-- BEGIN --

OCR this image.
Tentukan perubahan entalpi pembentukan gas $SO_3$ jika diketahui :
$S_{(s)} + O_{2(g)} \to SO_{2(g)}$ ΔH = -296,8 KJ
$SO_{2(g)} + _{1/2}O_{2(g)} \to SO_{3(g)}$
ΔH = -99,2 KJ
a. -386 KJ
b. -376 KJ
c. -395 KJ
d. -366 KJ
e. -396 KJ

-- END --
-- BEGIN --

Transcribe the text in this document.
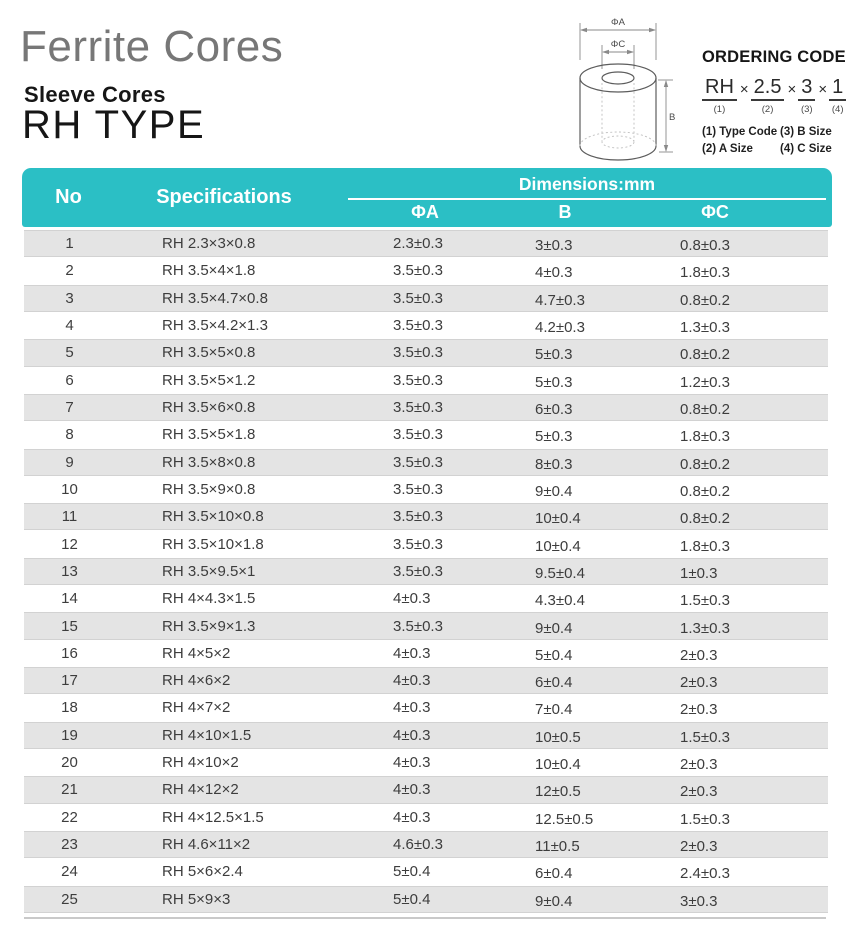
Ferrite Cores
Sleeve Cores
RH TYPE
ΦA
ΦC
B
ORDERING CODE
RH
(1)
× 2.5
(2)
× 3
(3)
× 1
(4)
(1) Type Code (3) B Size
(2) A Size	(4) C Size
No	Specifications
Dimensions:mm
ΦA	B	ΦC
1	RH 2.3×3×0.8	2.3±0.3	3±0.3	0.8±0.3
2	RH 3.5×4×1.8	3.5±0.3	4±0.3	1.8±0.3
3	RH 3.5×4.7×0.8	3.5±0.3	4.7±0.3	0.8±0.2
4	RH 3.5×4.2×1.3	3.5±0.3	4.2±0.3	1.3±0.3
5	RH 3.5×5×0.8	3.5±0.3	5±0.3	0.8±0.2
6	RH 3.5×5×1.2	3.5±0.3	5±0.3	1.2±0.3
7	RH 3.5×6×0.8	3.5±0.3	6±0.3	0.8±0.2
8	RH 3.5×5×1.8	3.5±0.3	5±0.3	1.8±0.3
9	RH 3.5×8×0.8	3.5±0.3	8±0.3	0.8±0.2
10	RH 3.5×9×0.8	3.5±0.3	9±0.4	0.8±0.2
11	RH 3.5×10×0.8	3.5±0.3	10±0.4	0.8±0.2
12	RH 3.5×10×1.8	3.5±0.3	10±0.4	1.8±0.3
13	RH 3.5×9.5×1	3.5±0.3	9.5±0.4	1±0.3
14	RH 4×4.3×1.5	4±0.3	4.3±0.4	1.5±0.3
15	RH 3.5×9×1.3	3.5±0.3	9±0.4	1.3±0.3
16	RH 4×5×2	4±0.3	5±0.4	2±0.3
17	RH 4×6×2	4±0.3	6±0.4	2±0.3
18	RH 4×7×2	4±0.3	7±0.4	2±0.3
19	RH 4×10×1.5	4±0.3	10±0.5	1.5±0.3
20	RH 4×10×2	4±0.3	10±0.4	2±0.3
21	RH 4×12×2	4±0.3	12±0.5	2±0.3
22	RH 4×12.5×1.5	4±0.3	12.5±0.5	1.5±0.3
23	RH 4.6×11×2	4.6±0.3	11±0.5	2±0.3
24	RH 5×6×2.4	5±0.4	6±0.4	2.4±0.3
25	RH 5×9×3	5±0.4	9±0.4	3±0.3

-- END --

## Exercise
Say how many lines in the entries contain the string "this", and say nothing else.

## Result of the task
2